## Given exercise
Can you write out all the lines word for word, with no pictures?

Records from a data collection
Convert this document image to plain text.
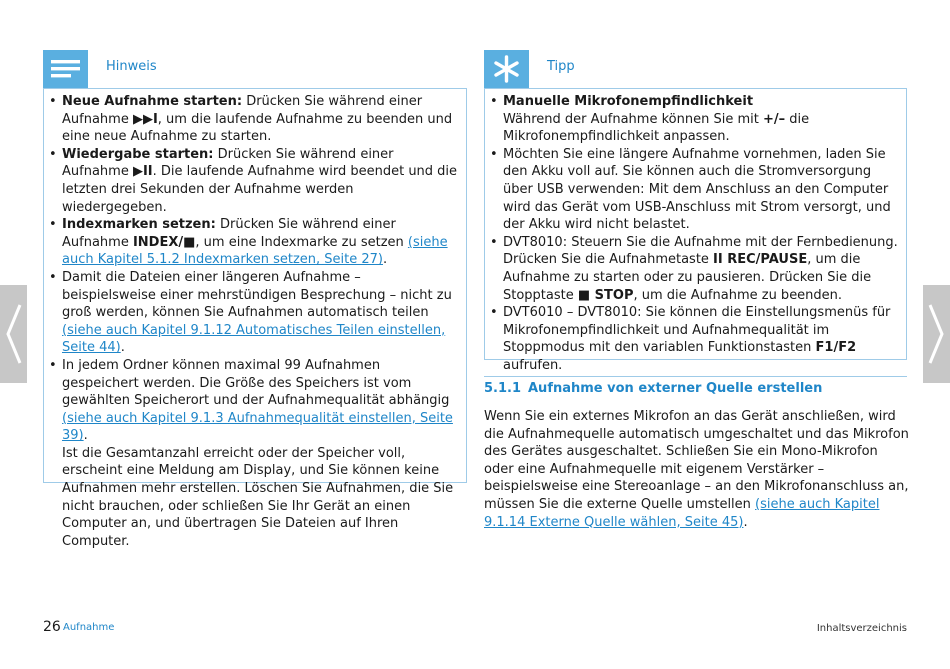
Hinweis
• Neue Aufnahme starten: Drücken Sie während einer Aufnahme ▶▶I, um die laufende Aufnahme zu beenden und eine neue Aufnahme zu starten.
• Wiedergabe starten: Drücken Sie während einer Aufnahme ▶II. Die laufende Aufnahme wird beendet und die letzten drei Sekunden der Aufnahme werden wiedergegeben.
• Indexmarken setzen: Drücken Sie während einer Aufnahme INDEX/■, um eine Indexmarke zu setzen (siehe auch Kapitel 5.1.2 Indexmarken setzen, Seite 27).
• Damit die Dateien einer längeren Aufnahme – beispielsweise einer mehrstündigen Besprechung – nicht zu groß werden, können Sie Aufnahmen automatisch teilen (siehe auch Kapitel 9.1.12 Automatisches Teilen einstellen, Seite 44).
• In jedem Ordner können maximal 99 Aufnahmen gespeichert werden. Die Größe des Speichers ist vom gewählten Speicherort und der Aufnahmequalität abhängig (siehe auch Kapitel 9.1.3 Aufnahmequalität einstellen, Seite 39).
Ist die Gesamtanzahl erreicht oder der Speicher voll, erscheint eine Meldung am Display, und Sie können keine Aufnahmen mehr erstellen. Löschen Sie Aufnahmen, die Sie nicht brauchen, oder schließen Sie Ihr Gerät an einen Computer an, und übertragen Sie Dateien auf Ihren Computer.
Tipp
• Manuelle Mikrofonempfindlichkeit
Während der Aufnahme können Sie mit +/– die Mikrofonempfindlichkeit anpassen.
• Möchten Sie eine längere Aufnahme vornehmen, laden Sie den Akku voll auf. Sie können auch die Stromversorgung über USB verwenden: Mit dem Anschluss an den Computer wird das Gerät vom USB-Anschluss mit Strom versorgt, und der Akku wird nicht belastet.
• DVT8010: Steuern Sie die Aufnahme mit der Fernbedienung. Drücken Sie die Aufnahmetaste II REC/PAUSE, um die Aufnahme zu starten oder zu pausieren. Drücken Sie die Stopptaste ■ STOP, um die Aufnahme zu beenden.
• DVT6010 – DVT8010: Sie können die Einstellungsmenüs für Mikrofonempfindlichkeit und Aufnahmequalität im Stoppmodus mit den variablen Funktionstasten F1/F2 aufrufen.
5.1.1 Aufnahme von externer Quelle erstellen
Wenn Sie ein externes Mikrofon an das Gerät anschließen, wird die Aufnahmequelle automatisch umgeschaltet und das Mikrofon des Gerätes ausgeschaltet. Schließen Sie ein Mono-Mikrofon oder eine Aufnahmequelle mit eigenem Verstärker – beispielsweise eine Stereoanlage – an den Mikrofonanschluss an, müssen Sie die externe Quelle umstellen (siehe auch Kapitel 9.1.14 Externe Quelle wählen, Seite 45).
26 Aufnahme	Inhaltsverzeichnis
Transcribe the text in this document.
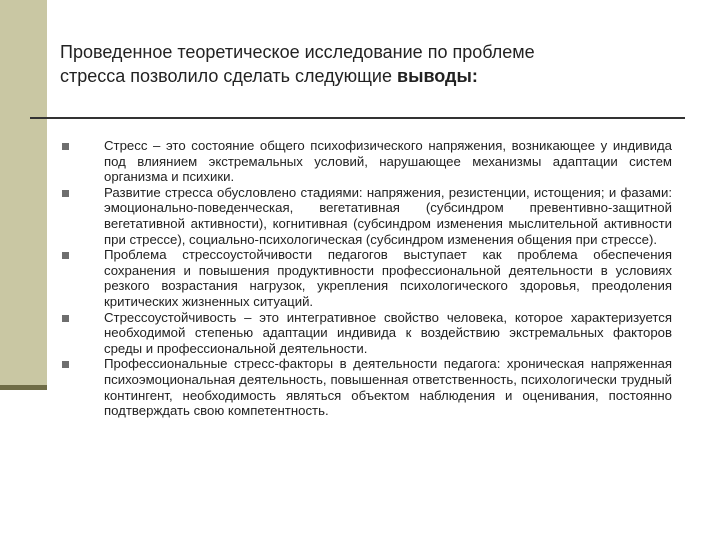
Проведенное теоретическое исследование по проблеме
стресса позволило сделать следующие выводы:
Стресс – это состояние общего психофизического напряжения, возникающее у индивида под влиянием экстремальных условий, нарушающее механизмы адаптации систем организма и психики.
Развитие стресса обусловлено стадиями: напряжения, резистенции, истощения; и фазами: эмоционально-поведенческая, вегетативная (субсиндром превентивно-защитной вегетативной активности), когнитивная (субсиндром изменения мыслительной активности при стрессе), социально-психологическая (субсиндром изменения общения при стрессе).
Проблема стрессоустойчивости педагогов выступает как проблема обеспечения сохранения и повышения продуктивности профессиональной деятельности в условиях резкого возрастания нагрузок, укрепления психологического здоровья, преодоления критических жизненных ситуаций.
Стрессоустойчивость – это интегративное свойство человека, которое характеризуется необходимой степенью адаптации индивида к воздействию экстремальных факторов среды и профессиональной деятельности.
Профессиональные стресс-факторы в деятельности педагога: хроническая напряженная психоэмоциональная деятельность, повышенная ответственность, психологически трудный контингент, необходимость являться объектом наблюдения и оценивания, постоянно подтверждать свою компетентность.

## Answer to the exercise
Convert this document image to plain text.
Hinweis
• Neue Aufnahme starten: Drücken Sie während einer Aufnahme ▶▶I, um die laufende Aufnahme zu beenden und eine neue Aufnahme zu starten.
• Wiedergabe starten: Drücken Sie während einer Aufnahme ▶II. Die laufende Aufnahme wird beendet und die letzten drei Sekunden der Aufnahme werden wiedergegeben.
• Indexmarken setzen: Drücken Sie während einer Aufnahme INDEX/■, um eine Indexmarke zu setzen (siehe auch Kapitel 5.1.2 Indexmarken setzen, Seite 27).
• Damit die Dateien einer längeren Aufnahme – beispielsweise einer mehrstündigen Besprechung – nicht zu groß werden, können Sie Aufnahmen automatisch teilen (siehe auch Kapitel 9.1.12 Automatisches Teilen einstellen, Seite 44).
• In jedem Ordner können maximal 99 Aufnahmen gespeichert werden. Die Größe des Speichers ist vom gewählten Speicherort und der Aufnahmequalität abhängig (siehe auch Kapitel 9.1.3 Aufnahmequalität einstellen, Seite 39).
Ist die Gesamtanzahl erreicht oder der Speicher voll, erscheint eine Meldung am Display, und Sie können keine Aufnahmen mehr erstellen. Löschen Sie Aufnahmen, die Sie nicht brauchen, oder schließen Sie Ihr Gerät an einen Computer an, und übertragen Sie Dateien auf Ihren Computer.
Tipp
• Manuelle Mikrofonempfindlichkeit
Während der Aufnahme können Sie mit +/– die Mikrofonempfindlichkeit anpassen.
• Möchten Sie eine längere Aufnahme vornehmen, laden Sie den Akku voll auf. Sie können auch die Stromversorgung über USB verwenden: Mit dem Anschluss an den Computer wird das Gerät vom USB-Anschluss mit Strom versorgt, und der Akku wird nicht belastet.
• DVT8010: Steuern Sie die Aufnahme mit der Fernbedienung. Drücken Sie die Aufnahmetaste II REC/PAUSE, um die Aufnahme zu starten oder zu pausieren. Drücken Sie die Stopptaste ■ STOP, um die Aufnahme zu beenden.
• DVT6010 – DVT8010: Sie können die Einstellungsmenüs für Mikrofonempfindlichkeit und Aufnahmequalität im Stoppmodus mit den variablen Funktionstasten F1/F2 aufrufen.
5.1.1 Aufnahme von externer Quelle erstellen
Wenn Sie ein externes Mikrofon an das Gerät anschließen, wird die Aufnahmequelle automatisch umgeschaltet und das Mikrofon des Gerätes ausgeschaltet. Schließen Sie ein Mono-Mikrofon oder eine Aufnahmequelle mit eigenem Verstärker – beispielsweise eine Stereoanlage – an den Mikrofonanschluss an, müssen Sie die externe Quelle umstellen (siehe auch Kapitel 9.1.14 Externe Quelle wählen, Seite 45).
26 Aufnahme	Inhaltsverzeichnis
Transcribe the text in this document.
Проведенное теоретическое исследование по проблеме
стресса позволило сделать следующие выводы:
Стресс – это состояние общего психофизического напряжения, возникающее у индивида под влиянием экстремальных условий, нарушающее механизмы адаптации систем организма и психики.
Развитие стресса обусловлено стадиями: напряжения, резистенции, истощения; и фазами: эмоционально-поведенческая, вегетативная (субсиндром превентивно-защитной вегетативной активности), когнитивная (субсиндром изменения мыслительной активности при стрессе), социально-психологическая (субсиндром изменения общения при стрессе).
Проблема стрессоустойчивости педагогов выступает как проблема обеспечения сохранения и повышения продуктивности профессиональной деятельности в условиях резкого возрастания нагрузок, укрепления психологического здоровья, преодоления критических жизненных ситуаций.
Стрессоустойчивость – это интегративное свойство человека, которое характеризуется необходимой степенью адаптации индивида к воздействию экстремальных факторов среды и профессиональной деятельности.
Профессиональные стресс-факторы в деятельности педагога: хроническая напряженная психоэмоциональная деятельность, повышенная ответственность, психологически трудный контингент, необходимость являться объектом наблюдения и оценивания, постоянно подтверждать свою компетентность.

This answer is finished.